_REQUIREMENTS_
Show every line in the records below that contains the word "APNs".
....
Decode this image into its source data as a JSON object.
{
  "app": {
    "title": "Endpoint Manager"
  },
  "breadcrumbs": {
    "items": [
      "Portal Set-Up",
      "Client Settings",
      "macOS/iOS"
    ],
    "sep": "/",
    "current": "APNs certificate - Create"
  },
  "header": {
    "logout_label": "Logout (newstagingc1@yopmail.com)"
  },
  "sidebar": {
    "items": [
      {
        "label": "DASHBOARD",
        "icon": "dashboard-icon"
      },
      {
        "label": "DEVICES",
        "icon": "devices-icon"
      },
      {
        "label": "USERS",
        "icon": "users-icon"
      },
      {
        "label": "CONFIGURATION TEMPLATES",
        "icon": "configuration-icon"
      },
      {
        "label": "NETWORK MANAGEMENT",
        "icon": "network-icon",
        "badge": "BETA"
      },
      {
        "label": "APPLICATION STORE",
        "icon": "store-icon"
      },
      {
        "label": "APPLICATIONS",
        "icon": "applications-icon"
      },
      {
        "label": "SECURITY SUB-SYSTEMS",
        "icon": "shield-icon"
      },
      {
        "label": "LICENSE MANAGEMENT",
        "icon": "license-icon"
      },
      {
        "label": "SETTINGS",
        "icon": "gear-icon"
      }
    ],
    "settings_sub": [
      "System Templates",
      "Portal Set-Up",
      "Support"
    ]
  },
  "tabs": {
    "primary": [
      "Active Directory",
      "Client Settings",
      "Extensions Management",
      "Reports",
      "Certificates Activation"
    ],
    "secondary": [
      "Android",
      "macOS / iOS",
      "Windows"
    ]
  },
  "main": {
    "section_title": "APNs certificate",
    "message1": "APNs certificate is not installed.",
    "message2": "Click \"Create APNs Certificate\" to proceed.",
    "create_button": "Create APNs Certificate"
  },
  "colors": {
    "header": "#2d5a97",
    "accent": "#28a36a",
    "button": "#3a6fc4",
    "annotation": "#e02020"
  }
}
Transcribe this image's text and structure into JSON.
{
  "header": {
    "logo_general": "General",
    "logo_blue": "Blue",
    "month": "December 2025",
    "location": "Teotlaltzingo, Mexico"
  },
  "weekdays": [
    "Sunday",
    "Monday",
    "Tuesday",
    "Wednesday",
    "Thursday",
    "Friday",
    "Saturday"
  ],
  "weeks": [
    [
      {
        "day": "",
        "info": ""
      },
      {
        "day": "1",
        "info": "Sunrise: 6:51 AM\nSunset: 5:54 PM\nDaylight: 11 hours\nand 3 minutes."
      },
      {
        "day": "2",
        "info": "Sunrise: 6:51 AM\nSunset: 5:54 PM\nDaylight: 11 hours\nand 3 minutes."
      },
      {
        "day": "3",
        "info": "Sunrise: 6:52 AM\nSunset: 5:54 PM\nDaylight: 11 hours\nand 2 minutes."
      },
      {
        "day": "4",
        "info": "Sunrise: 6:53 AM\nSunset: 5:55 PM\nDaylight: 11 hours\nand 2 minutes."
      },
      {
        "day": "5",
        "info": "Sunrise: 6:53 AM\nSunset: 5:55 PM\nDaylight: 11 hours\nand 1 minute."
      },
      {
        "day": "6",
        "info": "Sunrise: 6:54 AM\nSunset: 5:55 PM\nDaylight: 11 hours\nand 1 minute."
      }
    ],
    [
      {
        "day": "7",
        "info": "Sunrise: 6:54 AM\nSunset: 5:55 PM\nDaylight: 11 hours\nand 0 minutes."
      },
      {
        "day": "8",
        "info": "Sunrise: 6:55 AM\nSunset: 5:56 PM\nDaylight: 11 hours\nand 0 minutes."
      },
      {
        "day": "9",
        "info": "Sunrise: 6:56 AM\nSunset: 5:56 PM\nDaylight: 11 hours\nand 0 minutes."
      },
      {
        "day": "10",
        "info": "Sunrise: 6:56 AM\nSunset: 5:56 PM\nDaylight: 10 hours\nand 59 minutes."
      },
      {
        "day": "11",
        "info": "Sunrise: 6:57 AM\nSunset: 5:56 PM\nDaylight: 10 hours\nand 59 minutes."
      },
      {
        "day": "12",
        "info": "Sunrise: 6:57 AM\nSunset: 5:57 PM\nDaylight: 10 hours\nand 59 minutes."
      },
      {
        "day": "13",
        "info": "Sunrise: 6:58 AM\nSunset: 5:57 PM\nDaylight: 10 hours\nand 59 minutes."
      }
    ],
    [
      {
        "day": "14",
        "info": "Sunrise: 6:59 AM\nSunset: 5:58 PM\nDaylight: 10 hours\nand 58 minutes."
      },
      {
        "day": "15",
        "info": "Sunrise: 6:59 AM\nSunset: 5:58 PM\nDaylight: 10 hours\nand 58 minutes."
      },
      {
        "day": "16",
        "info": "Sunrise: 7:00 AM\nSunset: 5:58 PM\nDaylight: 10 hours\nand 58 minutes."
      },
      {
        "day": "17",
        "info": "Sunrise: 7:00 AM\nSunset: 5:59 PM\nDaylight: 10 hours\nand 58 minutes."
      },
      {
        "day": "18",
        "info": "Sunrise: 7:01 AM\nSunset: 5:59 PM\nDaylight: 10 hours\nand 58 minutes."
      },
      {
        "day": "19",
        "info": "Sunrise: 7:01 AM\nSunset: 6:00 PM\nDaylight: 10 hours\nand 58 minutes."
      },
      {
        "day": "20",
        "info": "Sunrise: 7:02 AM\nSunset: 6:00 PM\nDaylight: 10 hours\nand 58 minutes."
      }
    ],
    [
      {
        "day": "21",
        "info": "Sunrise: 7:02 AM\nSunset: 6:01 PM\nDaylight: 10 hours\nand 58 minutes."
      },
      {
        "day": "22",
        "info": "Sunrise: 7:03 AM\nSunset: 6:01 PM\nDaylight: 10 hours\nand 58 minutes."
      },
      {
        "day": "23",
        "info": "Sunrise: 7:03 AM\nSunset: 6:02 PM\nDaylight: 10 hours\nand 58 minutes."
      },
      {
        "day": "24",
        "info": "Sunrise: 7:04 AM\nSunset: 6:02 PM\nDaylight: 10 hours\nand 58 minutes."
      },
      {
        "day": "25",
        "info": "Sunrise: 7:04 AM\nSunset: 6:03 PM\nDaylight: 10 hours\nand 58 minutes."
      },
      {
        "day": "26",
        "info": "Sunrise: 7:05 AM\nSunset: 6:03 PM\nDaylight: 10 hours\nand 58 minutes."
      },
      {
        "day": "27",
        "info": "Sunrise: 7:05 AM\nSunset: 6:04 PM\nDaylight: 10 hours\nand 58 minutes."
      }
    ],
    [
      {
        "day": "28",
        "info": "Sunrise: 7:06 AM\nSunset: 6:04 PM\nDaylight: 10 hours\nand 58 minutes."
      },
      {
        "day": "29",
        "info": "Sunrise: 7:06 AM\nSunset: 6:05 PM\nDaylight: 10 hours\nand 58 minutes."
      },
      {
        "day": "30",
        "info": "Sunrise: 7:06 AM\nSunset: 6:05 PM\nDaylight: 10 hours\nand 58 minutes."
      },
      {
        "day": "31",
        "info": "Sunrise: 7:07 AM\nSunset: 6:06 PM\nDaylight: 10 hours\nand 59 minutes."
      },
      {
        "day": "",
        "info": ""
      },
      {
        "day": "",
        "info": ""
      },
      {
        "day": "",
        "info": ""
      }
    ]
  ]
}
....
_RESULT OF THIS EXERCISE_
    "current": "APNs certificate - Create"
    "section_title": "APNs certificate",
    "message1": "APNs certificate is not installed.",
    "message2": "Click \"Create APNs Certificate\" to proceed.",
    "create_button": "Create APNs Certificate"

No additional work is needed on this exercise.